Excerto para leitura —
○ ○ ○ ○ ○ ○ ○
Começava assim um período de espera, de cerca de um ano, durante o qual o noivo preparava um lar, na casa da sua família, para a sua futura esposa. A noiva também se preparava para o casamento, reunindo os seus pertences e preparando-se para se tornar esposa6. Permanecendo separados fisicamente, os noivos já estavam comprometidos e obrigados a permanecerem fiéis um ao outro (cfr. Mt 1, 18-25).
No dia do casamento, o noivo ia buscar a noiva a casa de seus pais7, numa procissão festiva, acompanhada por amigos e familiares, com tochas, música, cânticos e danças. A noiva estava também acompanhada das suas amigas, munidas de lâmpadas para o caminho (cfr. Mt 25, 1-13).
A cerimónia de casamento (nissuim) realizava-se na sinagoga ou mesmo na casa do noivo ou de um seu parente próximo, sob uma tenda (chuppah8), simbolizando o novo lar do casal. Consistia na leitura da ketubah, na recitação das sete bênçãos (shevá berachot9), na declaração do compromisso10 e na entrega do anel ou de outra qualquer peça preciosa do noivo à noiva11. Seguia-se uma refeição comemorativa que durava vários dias, em que não podia faltar comida, bebida, música e danças para celebrar a união do casal. A família do noivo era responsável por prover ao necessário.
Após o banquete ou noutro momento previamente estabelecido, o casal retirava-se para o quarto nupcial, a fim de consumar o casamento. Em algumas tradições, havia até o costume da verificação do lençol nupcial após a consumação, como prova da virgindade da noiva, exigida e muito valorizada pela Lei (cfr. Dt 22, 13-21).
O casamento assumia um valor espiritual muito elevado, dado que, olhado como imagem e representação do relacionamento entre Deus e o seu povo, o amor e a fidelidade entre marido e esposa eram considerados um reflexo do amor e da fidelidade de Deus para com o seu povo (cfr. Is 62, 4-5; Ez 16, 8; Os 2, 19-20) e de Cristo para com a sua Igreja (cfr. Jo 3, 29; Ef 5, 25-32; Ap 19, 7-9).
○ ○ ○ ○ ○ ○ ○
Dados extraídos —
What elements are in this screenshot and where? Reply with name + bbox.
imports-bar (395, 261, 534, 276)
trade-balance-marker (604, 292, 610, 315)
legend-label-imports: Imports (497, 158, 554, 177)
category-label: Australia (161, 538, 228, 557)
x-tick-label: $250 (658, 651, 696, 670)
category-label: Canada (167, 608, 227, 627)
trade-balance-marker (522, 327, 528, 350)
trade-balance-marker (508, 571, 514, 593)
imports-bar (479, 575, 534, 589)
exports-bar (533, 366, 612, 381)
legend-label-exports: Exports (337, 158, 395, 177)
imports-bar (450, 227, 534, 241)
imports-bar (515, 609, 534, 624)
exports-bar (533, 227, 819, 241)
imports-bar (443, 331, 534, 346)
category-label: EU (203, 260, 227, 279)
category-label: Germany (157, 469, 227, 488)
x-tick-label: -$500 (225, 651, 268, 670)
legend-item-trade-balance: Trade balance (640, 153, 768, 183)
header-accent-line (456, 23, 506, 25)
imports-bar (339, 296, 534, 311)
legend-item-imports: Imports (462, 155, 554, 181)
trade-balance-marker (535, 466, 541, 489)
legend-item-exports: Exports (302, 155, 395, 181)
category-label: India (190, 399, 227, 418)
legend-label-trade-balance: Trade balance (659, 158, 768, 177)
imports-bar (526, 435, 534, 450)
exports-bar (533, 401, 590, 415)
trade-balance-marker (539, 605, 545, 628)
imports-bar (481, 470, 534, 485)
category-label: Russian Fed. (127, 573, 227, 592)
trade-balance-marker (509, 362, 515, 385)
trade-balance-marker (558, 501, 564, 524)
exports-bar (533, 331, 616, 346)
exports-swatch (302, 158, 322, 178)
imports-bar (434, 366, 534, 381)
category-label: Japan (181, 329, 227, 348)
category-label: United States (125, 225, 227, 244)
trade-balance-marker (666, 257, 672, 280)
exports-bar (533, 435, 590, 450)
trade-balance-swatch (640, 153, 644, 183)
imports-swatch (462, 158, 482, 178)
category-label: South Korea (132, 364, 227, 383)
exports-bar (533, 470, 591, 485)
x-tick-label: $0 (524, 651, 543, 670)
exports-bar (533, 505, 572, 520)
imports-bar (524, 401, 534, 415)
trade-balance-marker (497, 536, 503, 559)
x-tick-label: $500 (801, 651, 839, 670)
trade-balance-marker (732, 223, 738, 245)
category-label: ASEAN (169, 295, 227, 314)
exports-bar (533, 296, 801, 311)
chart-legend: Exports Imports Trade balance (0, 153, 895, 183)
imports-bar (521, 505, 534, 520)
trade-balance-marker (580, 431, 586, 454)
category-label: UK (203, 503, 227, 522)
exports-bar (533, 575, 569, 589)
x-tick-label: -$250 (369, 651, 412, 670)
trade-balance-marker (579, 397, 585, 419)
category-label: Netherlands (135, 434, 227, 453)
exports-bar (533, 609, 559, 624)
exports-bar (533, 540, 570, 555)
○ ○ ○ ○ ○ ○ ○
Tarefas a realizar —
1/ Consegue transcrever, do excerto sobre o casamento, o trecho que começa nas palavras que contêm "No dia do casamento, o" e termina em "Mt 25, 1-13)."?
2/ Como prosseguiria o excerto sobre o casamento a partir da última frase apresentada? Escreva essa continuação.

Tarefas resolvidas —
1/
No dia do casamento, o noivo ia buscar a noiva a casa de seus pais7, numa procissão festiva, acompanhada por amigos e familiares, com tochas, música, cânticos e danças. A noiva estava também acompanhada das suas amigas, munidas de lâmpadas para o caminho (cfr. Mt 25, 1-13).

2/
1 De facto, o texto não fala da noiva nem do ritual das bodas. Pelo contrário, e entre outras coisas, dá um particular relevo a Jesus, qual noivo da Nova Aliança, simbolizada na excelência da água transformada em vinho.
2 Por regra, um jovem judeu só casava com uma mulher estrangeira se esta se convertesse ao judaísmo.
3 A palavra é usada em Ex 22, 15-16, no contexto da possibilidade de um pai não conceder a sua filha a um jovem que com ela teve relações antes do casamento.
4 Assinado pelo noivo, este documento tornava-se pertença da noiva.
5 O casamento terminava mediante um “documento de repúdio” (Mc 10, 4), chamado get (deve ler-se “guet”), num momento em que, além do casal em vias de separação, deveriam estar duas testemunhas e um escriba. O documento era escrito à mão, em aramaico ou hebraico. Mais tarde, para a sua leitura, passou a exigir-se a presença de um rabino ou de um tribunal de três rabinos.
6 Apesar da sociedade ser patriarcal e o homem ser visto como o chefe de família, a mulher tinha um papel central no lar.
7 Esta ida carecia da permissão do pai da noiva.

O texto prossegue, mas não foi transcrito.